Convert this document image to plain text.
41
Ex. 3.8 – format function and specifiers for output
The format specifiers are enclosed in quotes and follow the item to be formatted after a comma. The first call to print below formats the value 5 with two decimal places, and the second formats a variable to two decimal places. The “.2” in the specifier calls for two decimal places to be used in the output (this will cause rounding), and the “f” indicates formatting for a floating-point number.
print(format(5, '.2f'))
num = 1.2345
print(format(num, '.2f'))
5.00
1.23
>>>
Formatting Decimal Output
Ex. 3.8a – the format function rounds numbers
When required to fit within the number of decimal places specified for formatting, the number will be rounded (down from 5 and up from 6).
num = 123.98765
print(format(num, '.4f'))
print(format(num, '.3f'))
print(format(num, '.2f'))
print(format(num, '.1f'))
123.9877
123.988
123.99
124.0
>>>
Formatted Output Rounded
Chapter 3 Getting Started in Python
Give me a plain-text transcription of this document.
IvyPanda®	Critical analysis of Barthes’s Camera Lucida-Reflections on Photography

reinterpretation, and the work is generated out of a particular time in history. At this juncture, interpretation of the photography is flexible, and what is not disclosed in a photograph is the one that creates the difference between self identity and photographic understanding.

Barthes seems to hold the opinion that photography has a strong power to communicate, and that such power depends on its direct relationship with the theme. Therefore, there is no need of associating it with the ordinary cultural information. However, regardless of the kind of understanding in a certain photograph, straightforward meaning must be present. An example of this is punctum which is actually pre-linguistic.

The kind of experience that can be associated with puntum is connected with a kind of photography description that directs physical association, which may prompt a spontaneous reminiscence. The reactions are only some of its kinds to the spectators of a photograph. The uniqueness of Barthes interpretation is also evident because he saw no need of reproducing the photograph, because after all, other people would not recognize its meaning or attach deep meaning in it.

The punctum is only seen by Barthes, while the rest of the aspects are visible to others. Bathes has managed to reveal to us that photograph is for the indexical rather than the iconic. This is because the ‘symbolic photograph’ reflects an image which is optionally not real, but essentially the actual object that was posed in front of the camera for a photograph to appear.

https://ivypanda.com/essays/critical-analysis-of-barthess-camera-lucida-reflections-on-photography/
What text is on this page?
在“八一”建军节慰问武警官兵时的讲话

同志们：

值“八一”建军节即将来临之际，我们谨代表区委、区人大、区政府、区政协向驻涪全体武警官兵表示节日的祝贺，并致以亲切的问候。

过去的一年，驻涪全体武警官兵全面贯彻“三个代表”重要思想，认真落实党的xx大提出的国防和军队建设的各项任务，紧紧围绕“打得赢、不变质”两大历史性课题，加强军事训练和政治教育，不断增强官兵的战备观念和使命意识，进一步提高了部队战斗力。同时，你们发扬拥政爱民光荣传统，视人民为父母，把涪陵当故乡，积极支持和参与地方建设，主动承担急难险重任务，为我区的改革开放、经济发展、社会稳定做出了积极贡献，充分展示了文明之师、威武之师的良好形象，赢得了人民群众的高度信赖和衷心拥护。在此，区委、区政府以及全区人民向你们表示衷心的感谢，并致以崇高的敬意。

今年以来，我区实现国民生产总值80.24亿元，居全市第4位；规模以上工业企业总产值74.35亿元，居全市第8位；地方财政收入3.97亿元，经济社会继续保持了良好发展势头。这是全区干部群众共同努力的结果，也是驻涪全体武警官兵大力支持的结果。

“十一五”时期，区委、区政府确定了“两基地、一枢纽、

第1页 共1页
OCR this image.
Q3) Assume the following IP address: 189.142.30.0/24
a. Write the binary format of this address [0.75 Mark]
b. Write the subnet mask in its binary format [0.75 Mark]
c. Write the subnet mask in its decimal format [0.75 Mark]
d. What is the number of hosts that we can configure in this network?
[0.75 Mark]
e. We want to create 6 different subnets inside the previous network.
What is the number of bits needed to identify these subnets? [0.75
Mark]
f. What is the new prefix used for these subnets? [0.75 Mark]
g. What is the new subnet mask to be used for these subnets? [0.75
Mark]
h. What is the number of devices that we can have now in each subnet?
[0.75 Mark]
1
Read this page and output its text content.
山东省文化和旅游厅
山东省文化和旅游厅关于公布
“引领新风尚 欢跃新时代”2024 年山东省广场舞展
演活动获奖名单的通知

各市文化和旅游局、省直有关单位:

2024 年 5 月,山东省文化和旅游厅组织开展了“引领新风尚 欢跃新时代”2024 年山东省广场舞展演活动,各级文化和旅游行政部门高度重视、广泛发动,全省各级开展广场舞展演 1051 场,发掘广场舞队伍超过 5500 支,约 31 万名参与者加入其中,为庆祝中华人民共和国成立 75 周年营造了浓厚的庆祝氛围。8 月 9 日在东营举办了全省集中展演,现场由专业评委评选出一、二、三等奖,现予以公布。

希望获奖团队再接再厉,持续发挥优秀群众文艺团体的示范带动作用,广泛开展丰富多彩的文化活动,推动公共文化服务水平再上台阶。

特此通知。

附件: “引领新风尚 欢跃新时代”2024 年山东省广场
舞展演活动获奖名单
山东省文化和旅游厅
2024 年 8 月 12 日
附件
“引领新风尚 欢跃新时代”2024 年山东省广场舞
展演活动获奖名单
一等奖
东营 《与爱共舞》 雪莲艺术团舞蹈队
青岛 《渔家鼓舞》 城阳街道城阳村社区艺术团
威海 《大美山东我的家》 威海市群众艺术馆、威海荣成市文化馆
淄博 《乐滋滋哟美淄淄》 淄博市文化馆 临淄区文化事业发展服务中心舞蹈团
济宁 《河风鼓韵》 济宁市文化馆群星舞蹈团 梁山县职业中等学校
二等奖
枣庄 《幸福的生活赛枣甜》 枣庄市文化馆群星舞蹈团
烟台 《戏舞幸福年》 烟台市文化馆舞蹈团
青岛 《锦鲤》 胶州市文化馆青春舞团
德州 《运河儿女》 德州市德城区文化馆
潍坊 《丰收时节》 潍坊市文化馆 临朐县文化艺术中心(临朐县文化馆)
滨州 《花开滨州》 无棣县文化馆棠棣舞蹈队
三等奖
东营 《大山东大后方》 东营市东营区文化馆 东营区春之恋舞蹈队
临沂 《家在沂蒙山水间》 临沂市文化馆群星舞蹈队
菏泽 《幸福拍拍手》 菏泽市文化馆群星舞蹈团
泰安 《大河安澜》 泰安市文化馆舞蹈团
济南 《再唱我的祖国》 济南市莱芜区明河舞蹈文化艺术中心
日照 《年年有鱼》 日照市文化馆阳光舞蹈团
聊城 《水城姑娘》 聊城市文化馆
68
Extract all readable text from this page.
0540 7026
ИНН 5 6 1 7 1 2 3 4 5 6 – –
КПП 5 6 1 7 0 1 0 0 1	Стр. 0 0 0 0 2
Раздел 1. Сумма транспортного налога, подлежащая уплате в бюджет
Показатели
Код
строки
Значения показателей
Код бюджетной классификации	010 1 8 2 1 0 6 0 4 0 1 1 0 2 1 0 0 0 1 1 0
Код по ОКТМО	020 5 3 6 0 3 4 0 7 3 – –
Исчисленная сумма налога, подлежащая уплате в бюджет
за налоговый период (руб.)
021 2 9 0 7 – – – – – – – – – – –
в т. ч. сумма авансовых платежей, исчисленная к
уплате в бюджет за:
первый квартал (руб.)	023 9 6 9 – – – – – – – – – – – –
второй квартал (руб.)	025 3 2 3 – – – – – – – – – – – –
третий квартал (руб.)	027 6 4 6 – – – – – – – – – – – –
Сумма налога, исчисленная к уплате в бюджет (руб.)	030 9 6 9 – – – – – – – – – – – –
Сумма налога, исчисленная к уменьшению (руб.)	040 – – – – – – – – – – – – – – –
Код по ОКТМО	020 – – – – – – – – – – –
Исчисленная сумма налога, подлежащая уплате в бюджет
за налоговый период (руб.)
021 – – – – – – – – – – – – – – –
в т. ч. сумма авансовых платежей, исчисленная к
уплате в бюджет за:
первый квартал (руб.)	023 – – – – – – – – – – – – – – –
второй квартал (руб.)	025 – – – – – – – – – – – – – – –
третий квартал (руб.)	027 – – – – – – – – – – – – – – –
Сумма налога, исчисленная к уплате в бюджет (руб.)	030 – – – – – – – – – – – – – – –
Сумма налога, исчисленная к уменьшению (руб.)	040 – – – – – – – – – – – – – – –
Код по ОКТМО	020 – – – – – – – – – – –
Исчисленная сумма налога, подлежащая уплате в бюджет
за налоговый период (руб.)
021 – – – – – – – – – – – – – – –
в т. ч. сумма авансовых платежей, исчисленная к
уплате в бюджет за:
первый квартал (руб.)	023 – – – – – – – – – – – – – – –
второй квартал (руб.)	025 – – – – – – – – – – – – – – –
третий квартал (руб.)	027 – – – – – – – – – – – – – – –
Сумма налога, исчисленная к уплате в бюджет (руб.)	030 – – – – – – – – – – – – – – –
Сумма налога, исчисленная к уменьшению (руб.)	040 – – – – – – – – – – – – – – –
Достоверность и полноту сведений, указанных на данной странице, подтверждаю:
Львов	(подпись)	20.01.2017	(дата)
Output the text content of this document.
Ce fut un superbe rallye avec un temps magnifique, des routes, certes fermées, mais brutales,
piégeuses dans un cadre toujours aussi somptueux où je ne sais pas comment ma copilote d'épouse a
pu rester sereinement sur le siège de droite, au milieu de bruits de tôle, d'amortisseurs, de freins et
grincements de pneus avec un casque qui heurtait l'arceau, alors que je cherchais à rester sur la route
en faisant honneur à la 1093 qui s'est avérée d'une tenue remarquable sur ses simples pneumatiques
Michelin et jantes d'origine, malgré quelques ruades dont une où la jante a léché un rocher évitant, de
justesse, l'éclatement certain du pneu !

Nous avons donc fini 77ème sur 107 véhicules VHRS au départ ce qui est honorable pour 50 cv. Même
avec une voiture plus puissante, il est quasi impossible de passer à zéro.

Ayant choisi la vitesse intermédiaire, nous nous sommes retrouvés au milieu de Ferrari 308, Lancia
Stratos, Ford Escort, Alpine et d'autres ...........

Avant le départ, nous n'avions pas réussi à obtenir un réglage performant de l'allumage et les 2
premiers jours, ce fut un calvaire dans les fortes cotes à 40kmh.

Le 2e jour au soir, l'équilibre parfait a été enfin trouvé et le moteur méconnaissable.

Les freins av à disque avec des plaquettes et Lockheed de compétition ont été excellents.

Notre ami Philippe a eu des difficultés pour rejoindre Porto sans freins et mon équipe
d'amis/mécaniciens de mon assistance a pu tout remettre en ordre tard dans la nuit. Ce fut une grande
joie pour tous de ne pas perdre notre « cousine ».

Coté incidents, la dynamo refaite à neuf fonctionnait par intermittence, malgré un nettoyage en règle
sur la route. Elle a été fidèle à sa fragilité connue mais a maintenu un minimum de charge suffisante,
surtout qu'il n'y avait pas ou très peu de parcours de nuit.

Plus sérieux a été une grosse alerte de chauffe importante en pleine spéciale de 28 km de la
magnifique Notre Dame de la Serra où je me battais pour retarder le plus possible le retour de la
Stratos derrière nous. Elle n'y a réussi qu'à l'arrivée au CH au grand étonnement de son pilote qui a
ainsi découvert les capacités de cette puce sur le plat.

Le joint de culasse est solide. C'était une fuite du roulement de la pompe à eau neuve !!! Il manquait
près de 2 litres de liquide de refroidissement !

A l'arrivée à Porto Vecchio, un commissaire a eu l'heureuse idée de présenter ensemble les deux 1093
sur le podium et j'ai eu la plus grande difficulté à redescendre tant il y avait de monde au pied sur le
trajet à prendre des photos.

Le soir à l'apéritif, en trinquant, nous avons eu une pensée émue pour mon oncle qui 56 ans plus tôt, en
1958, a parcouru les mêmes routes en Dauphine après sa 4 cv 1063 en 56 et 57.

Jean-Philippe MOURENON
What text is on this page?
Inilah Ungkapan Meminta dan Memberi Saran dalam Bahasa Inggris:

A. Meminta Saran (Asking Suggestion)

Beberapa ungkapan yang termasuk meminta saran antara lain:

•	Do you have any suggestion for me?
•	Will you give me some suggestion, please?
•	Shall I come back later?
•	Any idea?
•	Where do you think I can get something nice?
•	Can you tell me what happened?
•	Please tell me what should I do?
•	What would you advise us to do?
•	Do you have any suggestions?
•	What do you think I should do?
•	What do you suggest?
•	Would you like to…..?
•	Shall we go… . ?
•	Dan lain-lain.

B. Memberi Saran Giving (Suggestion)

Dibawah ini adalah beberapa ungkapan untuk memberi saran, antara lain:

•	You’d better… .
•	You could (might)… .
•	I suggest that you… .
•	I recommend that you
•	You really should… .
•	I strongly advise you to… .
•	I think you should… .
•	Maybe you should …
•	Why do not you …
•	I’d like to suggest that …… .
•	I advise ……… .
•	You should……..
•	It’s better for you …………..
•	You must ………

########

Filter the records above for "only" and copy every matching line.

TASK OUTPUT:
The kind of experience that can be associated with puntum is connected with a kind of photography description that directs physical association, which may prompt a spontaneous reminiscence. The reactions are only some of its kinds to the spectators of a photograph. The uniqueness of Barthes interpretation is also evident because he saw no need of reproducing the photograph, because after all, other people would not recognize its meaning or attach deep meaning in it.
The punctum is only seen by Barthes, while the rest of the aspects are visible to others. Bathes has managed to reveal to us that photograph is for the indexical rather than the iconic. This is because the ‘symbolic photograph’ reflects an image which is optionally not real, but essentially the actual object that was posed in front of the camera for a photograph to appear.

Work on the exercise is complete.